--- begin ---

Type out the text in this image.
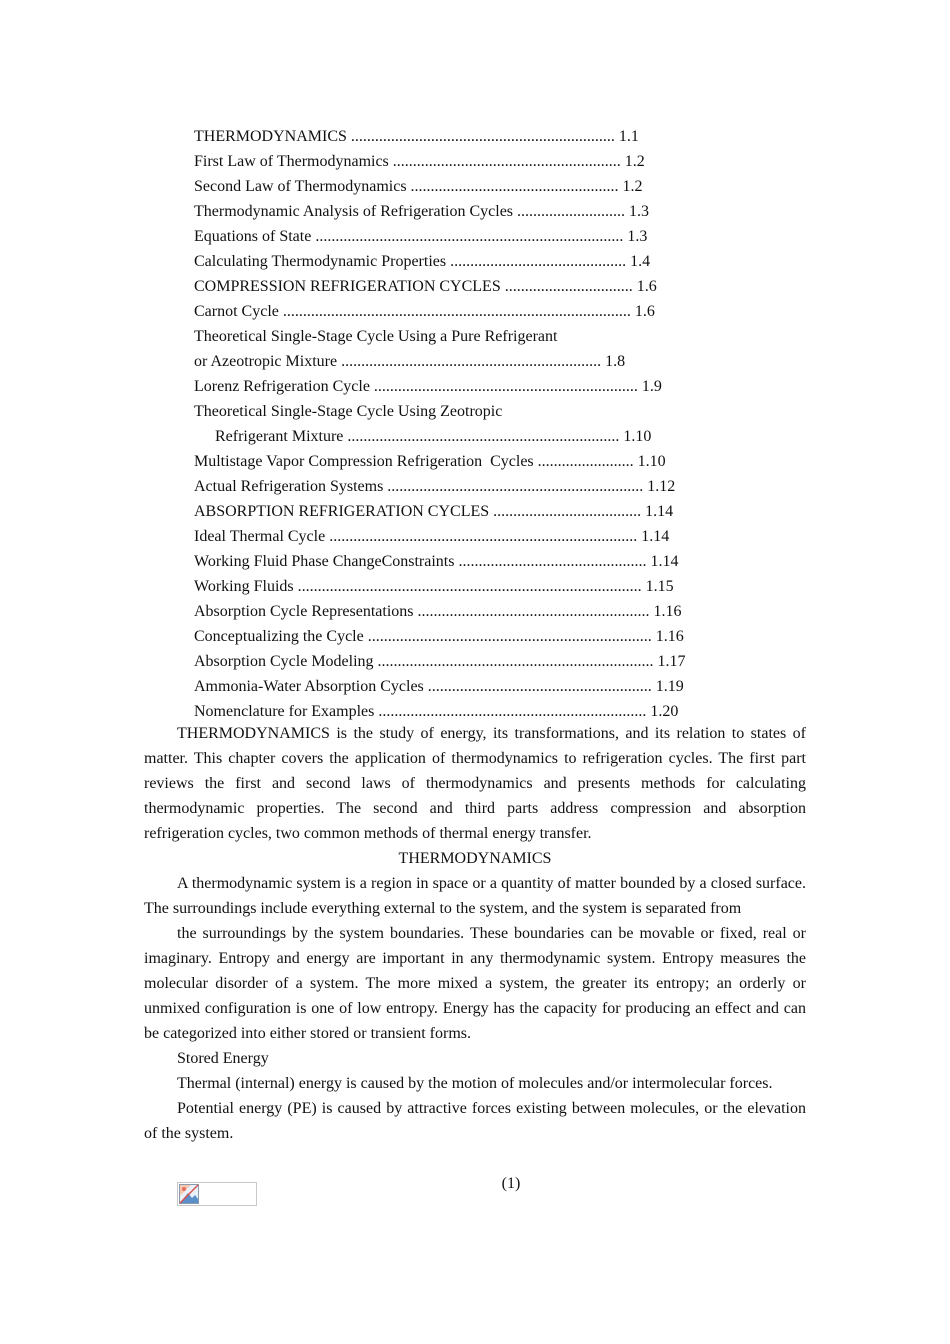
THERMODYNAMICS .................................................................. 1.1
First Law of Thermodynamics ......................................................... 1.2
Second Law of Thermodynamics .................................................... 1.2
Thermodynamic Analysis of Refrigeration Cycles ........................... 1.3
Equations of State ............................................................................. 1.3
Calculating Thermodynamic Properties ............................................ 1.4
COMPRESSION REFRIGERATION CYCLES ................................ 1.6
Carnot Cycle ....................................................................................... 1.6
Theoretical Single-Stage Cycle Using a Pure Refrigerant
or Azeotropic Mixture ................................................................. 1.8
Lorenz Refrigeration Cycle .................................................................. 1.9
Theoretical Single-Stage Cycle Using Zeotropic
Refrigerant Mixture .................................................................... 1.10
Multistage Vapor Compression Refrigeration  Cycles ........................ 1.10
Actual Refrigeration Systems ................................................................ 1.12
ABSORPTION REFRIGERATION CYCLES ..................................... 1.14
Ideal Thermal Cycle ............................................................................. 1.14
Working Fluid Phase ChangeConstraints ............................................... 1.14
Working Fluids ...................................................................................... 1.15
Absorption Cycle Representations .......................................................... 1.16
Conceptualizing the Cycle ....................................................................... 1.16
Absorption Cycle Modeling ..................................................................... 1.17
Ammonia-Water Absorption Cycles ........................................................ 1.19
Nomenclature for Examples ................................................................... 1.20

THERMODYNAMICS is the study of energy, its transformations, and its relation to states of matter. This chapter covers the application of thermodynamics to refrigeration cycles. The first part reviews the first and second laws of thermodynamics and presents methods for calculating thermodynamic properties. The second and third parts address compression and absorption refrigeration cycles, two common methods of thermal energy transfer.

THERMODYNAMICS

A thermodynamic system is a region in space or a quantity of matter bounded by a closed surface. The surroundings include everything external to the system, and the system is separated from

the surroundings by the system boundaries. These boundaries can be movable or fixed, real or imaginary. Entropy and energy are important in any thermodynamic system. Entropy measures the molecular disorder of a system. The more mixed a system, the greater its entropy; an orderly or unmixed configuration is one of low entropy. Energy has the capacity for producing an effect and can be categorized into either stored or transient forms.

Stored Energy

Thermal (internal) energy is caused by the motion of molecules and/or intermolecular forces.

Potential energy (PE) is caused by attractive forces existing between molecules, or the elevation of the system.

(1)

--- end ---

Reproduce each line word for word and drop the pictures.

Type out the text in this image.
THERMODYNAMICS .................................................................. 1.1
First Law of Thermodynamics ......................................................... 1.2
Second Law of Thermodynamics .................................................... 1.2
Thermodynamic Analysis of Refrigeration Cycles ........................... 1.3
Equations of State ............................................................................. 1.3
Calculating Thermodynamic Properties ............................................ 1.4
COMPRESSION REFRIGERATION CYCLES ................................ 1.6
Carnot Cycle ....................................................................................... 1.6
Theoretical Single-Stage Cycle Using a Pure Refrigerant
or Azeotropic Mixture ................................................................. 1.8
Lorenz Refrigeration Cycle .................................................................. 1.9
Theoretical Single-Stage Cycle Using Zeotropic
Refrigerant Mixture .................................................................... 1.10
Multistage Vapor Compression Refrigeration  Cycles ........................ 1.10
Actual Refrigeration Systems ................................................................ 1.12
ABSORPTION REFRIGERATION CYCLES ..................................... 1.14
Ideal Thermal Cycle ............................................................................. 1.14
Working Fluid Phase ChangeConstraints ............................................... 1.14
Working Fluids ...................................................................................... 1.15
Absorption Cycle Representations .......................................................... 1.16
Conceptualizing the Cycle ....................................................................... 1.16
Absorption Cycle Modeling ..................................................................... 1.17
Ammonia-Water Absorption Cycles ........................................................ 1.19
Nomenclature for Examples ................................................................... 1.20

THERMODYNAMICS is the study of energy, its transformations, and its relation to states of matter. This chapter covers the application of thermodynamics to refrigeration cycles. The first part reviews the first and second laws of thermodynamics and presents methods for calculating thermodynamic properties. The second and third parts address compression and absorption refrigeration cycles, two common methods of thermal energy transfer.

THERMODYNAMICS

A thermodynamic system is a region in space or a quantity of matter bounded by a closed surface. The surroundings include everything external to the system, and the system is separated from

the surroundings by the system boundaries. These boundaries can be movable or fixed, real or imaginary. Entropy and energy are important in any thermodynamic system. Entropy measures the molecular disorder of a system. The more mixed a system, the greater its entropy; an orderly or unmixed configuration is one of low entropy. Energy has the capacity for producing an effect and can be categorized into either stored or transient forms.

Stored Energy

Thermal (internal) energy is caused by the motion of molecules and/or intermolecular forces.

Potential energy (PE) is caused by attractive forces existing between molecules, or the elevation of the system.

(1)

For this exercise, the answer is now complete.